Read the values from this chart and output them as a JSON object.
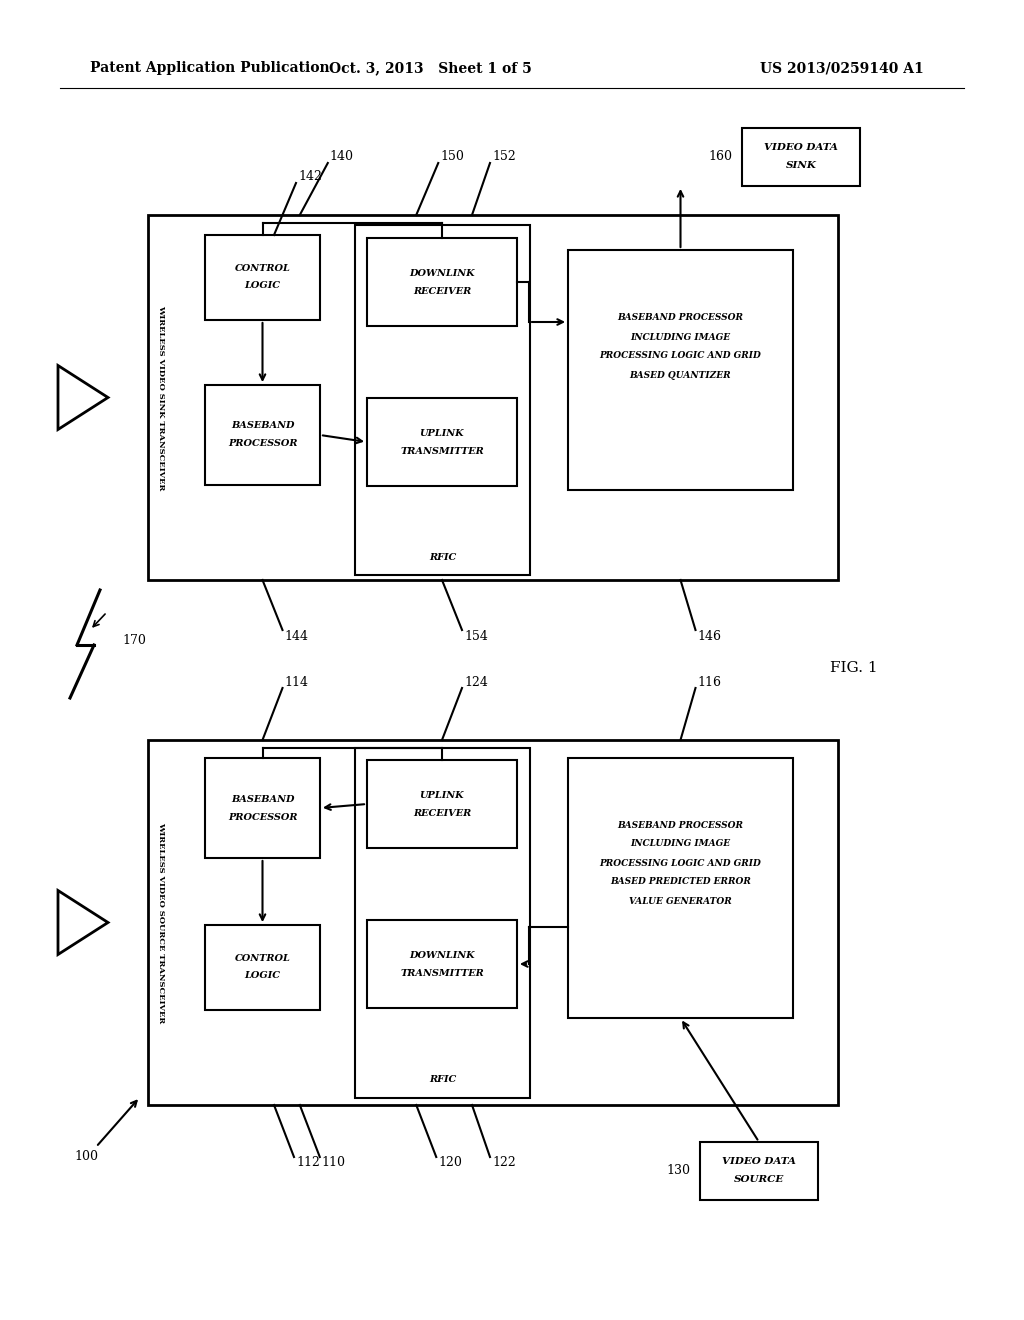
{
  "bg_color": "#ffffff",
  "header_left": "Patent Application Publication",
  "header_center": "Oct. 3, 2013   Sheet 1 of 5",
  "header_right": "US 2013/0259140 A1",
  "fig_label": "FIG. 1",
  "labels": {
    "100": "100",
    "110": "110",
    "112": "112",
    "114": "114",
    "116": "116",
    "120": "120",
    "122": "122",
    "124": "124",
    "130": "130",
    "140": "140",
    "142": "142",
    "144": "144",
    "146": "146",
    "150": "150",
    "152": "152",
    "154": "154",
    "160": "160",
    "170": "170"
  }
}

────────

Exercise details.
Write out the whole listing exactly, and drop the pictures.

Output.
Read the values from this chart and output them as a JSON object.
{
  "bg_color": "#ffffff",
  "header_left": "Patent Application Publication",
  "header_center": "Oct. 3, 2013   Sheet 1 of 5",
  "header_right": "US 2013/0259140 A1",
  "fig_label": "FIG. 1",
  "labels": {
    "100": "100",
    "110": "110",
    "112": "112",
    "114": "114",
    "116": "116",
    "120": "120",
    "122": "122",
    "124": "124",
    "130": "130",
    "140": "140",
    "142": "142",
    "144": "144",
    "146": "146",
    "150": "150",
    "152": "152",
    "154": "154",
    "160": "160",
    "170": "170"
  }
}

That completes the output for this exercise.